== Segment start ==

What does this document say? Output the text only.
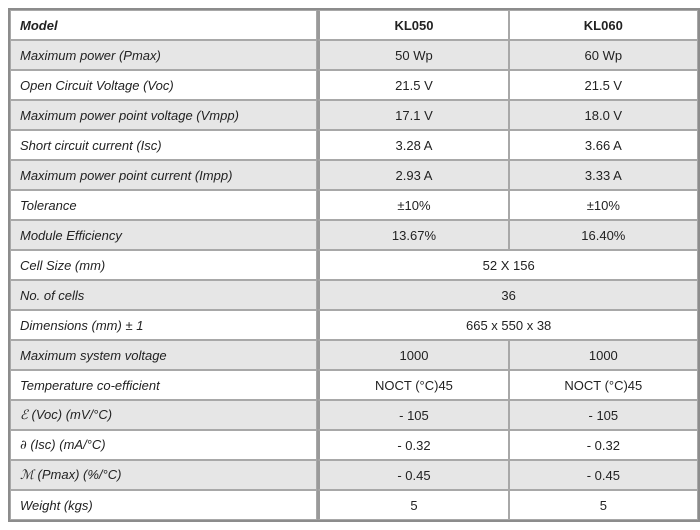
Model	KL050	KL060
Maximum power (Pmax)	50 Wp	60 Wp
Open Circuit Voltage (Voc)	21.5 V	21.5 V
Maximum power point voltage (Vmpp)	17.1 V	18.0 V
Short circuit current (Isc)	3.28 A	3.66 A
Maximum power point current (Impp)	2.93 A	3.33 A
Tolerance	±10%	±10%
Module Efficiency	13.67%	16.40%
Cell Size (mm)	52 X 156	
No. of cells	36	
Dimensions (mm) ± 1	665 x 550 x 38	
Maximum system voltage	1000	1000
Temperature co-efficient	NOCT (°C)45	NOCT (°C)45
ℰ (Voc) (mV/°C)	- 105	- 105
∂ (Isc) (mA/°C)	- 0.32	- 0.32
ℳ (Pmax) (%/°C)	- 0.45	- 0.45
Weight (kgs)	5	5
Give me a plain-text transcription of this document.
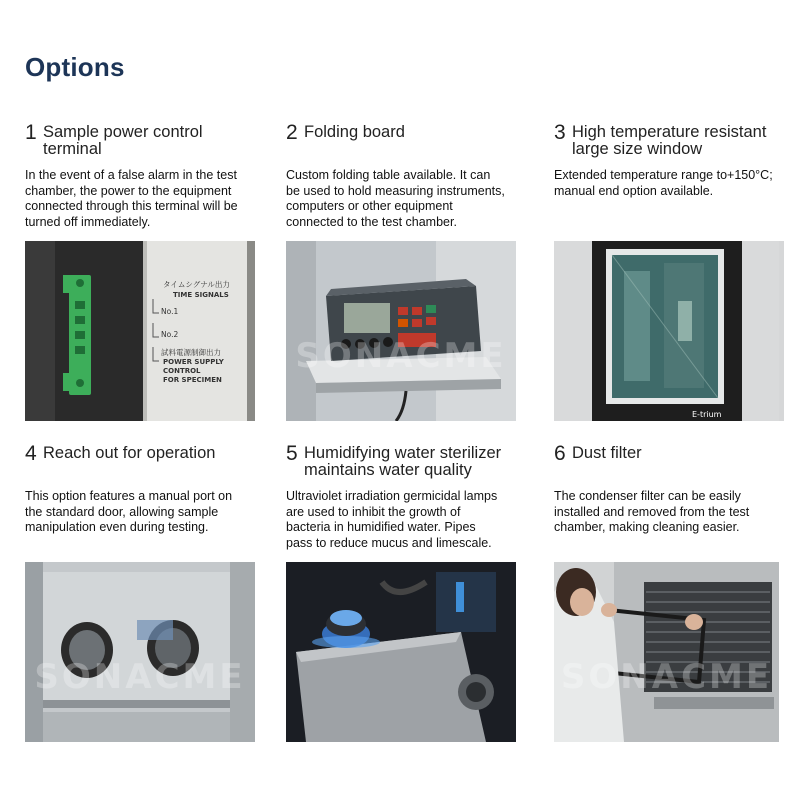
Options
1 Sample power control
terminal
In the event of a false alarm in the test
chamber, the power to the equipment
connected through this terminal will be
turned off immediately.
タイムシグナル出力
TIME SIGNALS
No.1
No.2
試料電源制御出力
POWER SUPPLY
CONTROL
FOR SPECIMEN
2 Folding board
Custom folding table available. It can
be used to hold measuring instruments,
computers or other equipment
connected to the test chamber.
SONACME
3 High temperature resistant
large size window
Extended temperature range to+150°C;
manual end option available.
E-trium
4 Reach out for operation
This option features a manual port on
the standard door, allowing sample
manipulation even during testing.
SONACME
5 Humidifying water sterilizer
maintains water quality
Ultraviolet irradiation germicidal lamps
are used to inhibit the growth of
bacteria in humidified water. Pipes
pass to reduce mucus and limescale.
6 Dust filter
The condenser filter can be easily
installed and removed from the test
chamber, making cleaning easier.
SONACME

== Segment end ==

▶ _ABOUT THIS TASK_:
Determine the number of lines in the records that contain the word "water", and provide that number alone.

▶ _ANSWER SECTION_:
3